[Data items]
☆ ☆ ☆ ☆ ☆

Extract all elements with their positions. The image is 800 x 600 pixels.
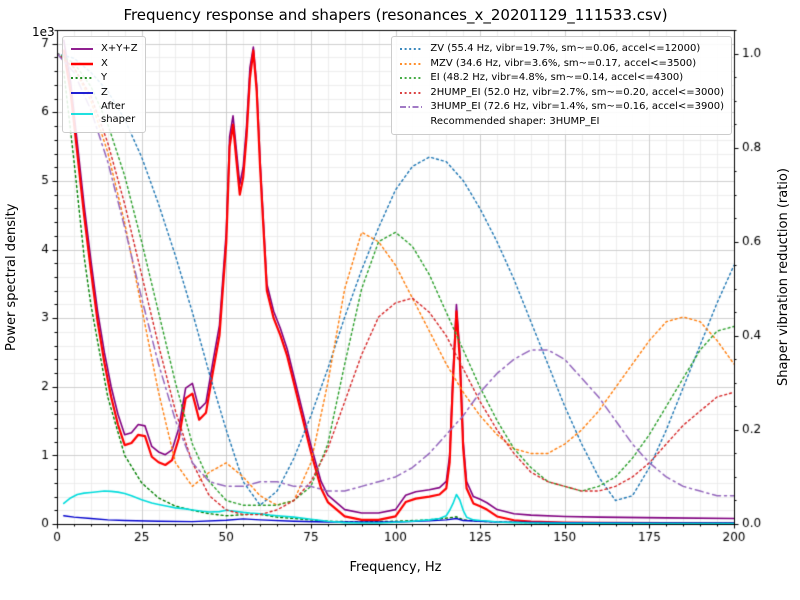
legend-label: 2HUMP_EI (52.0 Hz, vibr=2.7%, sm~=0.20, … [430,86,724,98]
legend-line-sample-icon [400,106,423,109]
legend-line-sample-icon [71,48,93,51]
legend-label: EI (48.2 Hz, vibr=4.8%, sm~=0.14, accel<… [430,72,684,83]
legend-label: Z [101,86,108,98]
legend-line-sample-icon [400,62,423,65]
legend-item-mzv-34-6-hz-vibr-3-6-sm-0-17-accel-3500: MZV (34.6 Hz, vibr=3.6%, sm~=0.17, accel… [399,58,724,71]
legend-item-x-y-z: X+Y+Z [70,43,138,56]
legend-line-sample-icon [71,112,93,115]
legend-item-ei-48-2-hz-vibr-4-8-sm-0-14-accel-4300: EI (48.2 Hz, vibr=4.8%, sm~=0.14, accel<… [399,72,724,85]
legend-line-sample-icon [400,77,423,80]
legend-item-z: Z [70,87,138,100]
legend-line-sample-icon [71,91,93,94]
legend-label: Y [101,72,108,83]
legend-item-y: Y [70,72,138,85]
legend-note-recommended-shaper: Recommended shaper: 3HUMP_EI [399,116,724,129]
legend-psd: X+Y+Z X Y Z After shaper [62,36,146,133]
legend-item-after-shaper: After shaper [70,101,138,126]
legend-item-x: X [70,58,138,71]
legend-label: 3HUMP_EI (72.6 Hz, vibr=1.4%, sm~=0.16, … [430,101,724,112]
y-axis-left-label: Power spectral density [4,203,19,351]
x-axis-label: Frequency, Hz [349,560,442,575]
legend-label: ZV (55.4 Hz, vibr=19.7%, sm~=0.06, accel… [430,43,701,54]
legend-label: X [101,57,108,69]
legend-line-sample-icon [71,62,93,65]
y-axis-offset-text: 1e3 [32,25,55,39]
legend-label: X+Y+Z [101,43,138,54]
legend-line-sample-icon [71,77,93,80]
legend-label: After shaper [101,101,136,125]
legend-line-sample-icon [400,48,423,51]
legend-item-zv-55-4-hz-vibr-19-7-sm-0-06-accel-12000: ZV (55.4 Hz, vibr=19.7%, sm~=0.06, accel… [399,43,724,56]
legend-note-label: Recommended shaper: 3HUMP_EI [430,115,600,127]
legend-item-2hump-ei-52-0-hz-vibr-2-7-sm-0-20-accel-: 2HUMP_EI (52.0 Hz, vibr=2.7%, sm~=0.20, … [399,87,724,100]
y-axis-right-label: Shaper vibration reduction (ratio) [776,168,791,386]
legend-line-sample-icon [400,91,423,94]
chart-title: Frequency response and shapers (resonanc… [123,6,668,24]
legend-shapers: ZV (55.4 Hz, vibr=19.7%, sm~=0.06, accel… [391,36,732,135]
legend-item-3hump-ei-72-6-hz-vibr-1-4-sm-0-16-accel-: 3HUMP_EI (72.6 Hz, vibr=1.4%, sm~=0.16, … [399,101,724,114]
legend-label: MZV (34.6 Hz, vibr=3.6%, sm~=0.17, accel… [430,57,697,69]
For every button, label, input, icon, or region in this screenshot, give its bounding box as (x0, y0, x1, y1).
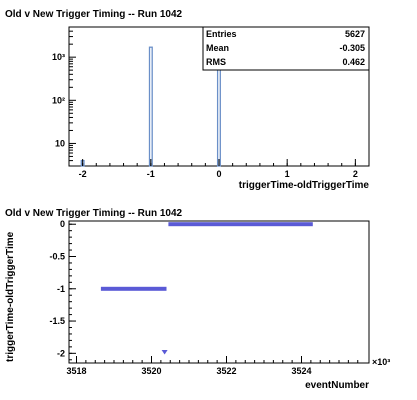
histogram-x-ticks: -2 -1 0 1 2 (79, 159, 358, 179)
scatter-point-run (100, 286, 167, 291)
scatter-point (161, 350, 168, 355)
scatter-x-tick-label: 3524 (291, 366, 311, 376)
histogram-x-label: triggerTime-oldTriggerTime (239, 180, 370, 191)
stats-box: Entries 5627 Mean -0.305 RMS 0.462 (202, 26, 370, 71)
stats-mean-value: -0.305 (339, 43, 365, 53)
histogram-bars (80, 31, 221, 167)
stats-mean-label: Mean (206, 43, 229, 53)
stats-entries-value: 5627 (345, 29, 365, 39)
histogram-y-tick-label: 10 (55, 138, 65, 148)
scatter-x-tick-label: 3520 (141, 366, 161, 376)
scatter-x-tick-label: 3518 (66, 366, 86, 376)
scatter-panel: Old v New Trigger Timing -- Run 1042 351… (5, 208, 390, 391)
scatter-x-ticks: 3518 3520 3522 3524 (66, 356, 359, 376)
scatter-marks (100, 222, 313, 355)
scatter-y-ticks: 0 -0.5 -1 -1.5 -2 (49, 219, 76, 361)
stats-rms-label: RMS (206, 57, 226, 67)
histogram-x-tick-label: 2 (353, 169, 358, 179)
histogram-panel: Old v New Trigger Timing -- Run 1042 -2-… (5, 9, 370, 191)
scatter-y-tick-label: -0.5 (49, 252, 65, 262)
histogram-bar (148, 46, 153, 167)
scatter-frame (68, 220, 370, 364)
scatter-title: Old v New Trigger Timing -- Run 1042 (5, 208, 183, 219)
scatter-y-tick-label: -2 (57, 348, 65, 358)
scatter-y-tick-label: 0 (60, 219, 65, 229)
scatter-x-tick-label: 3522 (216, 366, 236, 376)
scatter-y-label: triggerTime-oldTriggerTime (5, 231, 16, 362)
histogram-x-tick-label: 1 (285, 169, 290, 179)
scatter-y-tick-label: -1 (57, 284, 65, 294)
scatter-x-label: eventNumber (305, 380, 369, 391)
scatter-point-run (168, 222, 313, 227)
scatter-y-tick-label: -1.5 (49, 316, 65, 326)
stats-box-frame (202, 26, 370, 71)
histogram-y-ticks: 10 10² 10³ (52, 26, 76, 167)
stats-entries-label: Entries (206, 29, 237, 39)
histogram-x-tick-label: -1 (147, 169, 155, 179)
histogram-x-tick-label: -2 (79, 169, 87, 179)
stats-rms-value: 0.462 (342, 57, 365, 67)
histogram-y-tick-label: 10³ (52, 52, 65, 62)
scatter-x-multiplier: ×10³ (372, 357, 390, 367)
histogram-x-tick-label: 0 (216, 169, 221, 179)
histogram-y-tick-label: 10² (52, 95, 65, 105)
histogram-title: Old v New Trigger Timing -- Run 1042 (5, 9, 183, 20)
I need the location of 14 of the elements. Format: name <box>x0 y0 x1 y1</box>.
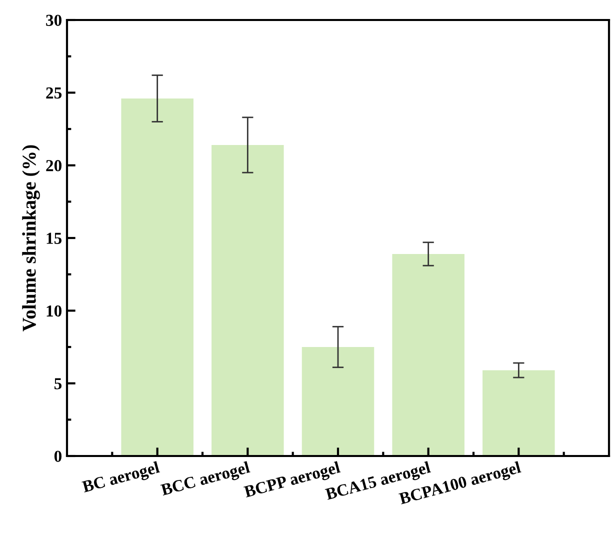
y-tick-label: 30 <box>46 14 62 26</box>
bar <box>212 144 284 456</box>
y-tick-label: 20 <box>46 160 62 172</box>
y-tick-label: 0 <box>54 450 62 462</box>
bar <box>482 370 555 456</box>
y-tick-label: 5 <box>54 378 62 390</box>
y-tick-label: 25 <box>46 87 62 99</box>
bar <box>392 254 464 456</box>
y-tick-label: 15 <box>46 232 62 244</box>
x-tick-label: BC aerogel <box>81 460 161 496</box>
y-tick-label: 10 <box>46 305 62 317</box>
bar <box>121 98 194 456</box>
y-axis-title: Volume shrinkage (%) <box>22 145 40 332</box>
bar <box>302 347 374 456</box>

☆ ☆ ☆ ☆ ☆

> [Given exercise]: Copy out unchanged the data lines beginning with the line that contains "legend-label: 2HUMP_EI (52.0" and continuing through the line that contains "legend-line-sample-icon [400,91,423,94]", with both of those lines included.

> [Reply to the exercise]:
legend-label: 2HUMP_EI (52.0 Hz, vibr=2.7%, sm~=0.20, … [430,86,724,98]
legend-line-sample-icon [400,106,423,109]
legend-line-sample-icon [71,48,93,51]
legend-label: EI (48.2 Hz, vibr=4.8%, sm~=0.14, accel<… [430,72,684,83]
legend-label: Z [101,86,108,98]
legend-line-sample-icon [400,62,423,65]
legend-item-mzv-34-6-hz-vibr-3-6-sm-0-17-accel-3500: MZV (34.6 Hz, vibr=3.6%, sm~=0.17, accel… [399,58,724,71]
legend-item-x-y-z: X+Y+Z [70,43,138,56]
legend-line-sample-icon [71,112,93,115]
legend-item-ei-48-2-hz-vibr-4-8-sm-0-14-accel-4300: EI (48.2 Hz, vibr=4.8%, sm~=0.14, accel<… [399,72,724,85]
legend-line-sample-icon [400,77,423,80]
legend-item-z: Z [70,87,138,100]
legend-line-sample-icon [71,91,93,94]
legend-label: Y [101,72,108,83]
legend-item-y: Y [70,72,138,85]
legend-note-recommended-shaper: Recommended shaper: 3HUMP_EI [399,116,724,129]
legend-psd: X+Y+Z X Y Z After shaper [62,36,146,133]
legend-item-after-shaper: After shaper [70,101,138,126]
legend-item-x: X [70,58,138,71]
legend-label: 3HUMP_EI (72.6 Hz, vibr=1.4%, sm~=0.16, … [430,101,724,112]
y-axis-left-label: Power spectral density [4,203,19,351]
x-axis-label: Frequency, Hz [349,560,442,575]
legend-label: ZV (55.4 Hz, vibr=19.7%, sm~=0.06, accel… [430,43,701,54]
legend-label: X [101,57,108,69]
legend-line-sample-icon [71,62,93,65]
y-axis-offset-text: 1e3 [32,25,55,39]
legend-label: X+Y+Z [101,43,138,54]
legend-line-sample-icon [71,77,93,80]
legend-label: After shaper [101,101,136,125]
legend-line-sample-icon [400,48,423,51]
legend-item-zv-55-4-hz-vibr-19-7-sm-0-06-accel-12000: ZV (55.4 Hz, vibr=19.7%, sm~=0.06, accel… [399,43,724,56]
legend-note-label: Recommended shaper: 3HUMP_EI [430,115,600,127]
legend-item-2hump-ei-52-0-hz-vibr-2-7-sm-0-20-accel-: 2HUMP_EI (52.0 Hz, vibr=2.7%, sm~=0.20, … [399,87,724,100]
y-axis-right-label: Shaper vibration reduction (ratio) [776,168,791,386]
legend-line-sample-icon [400,91,423,94]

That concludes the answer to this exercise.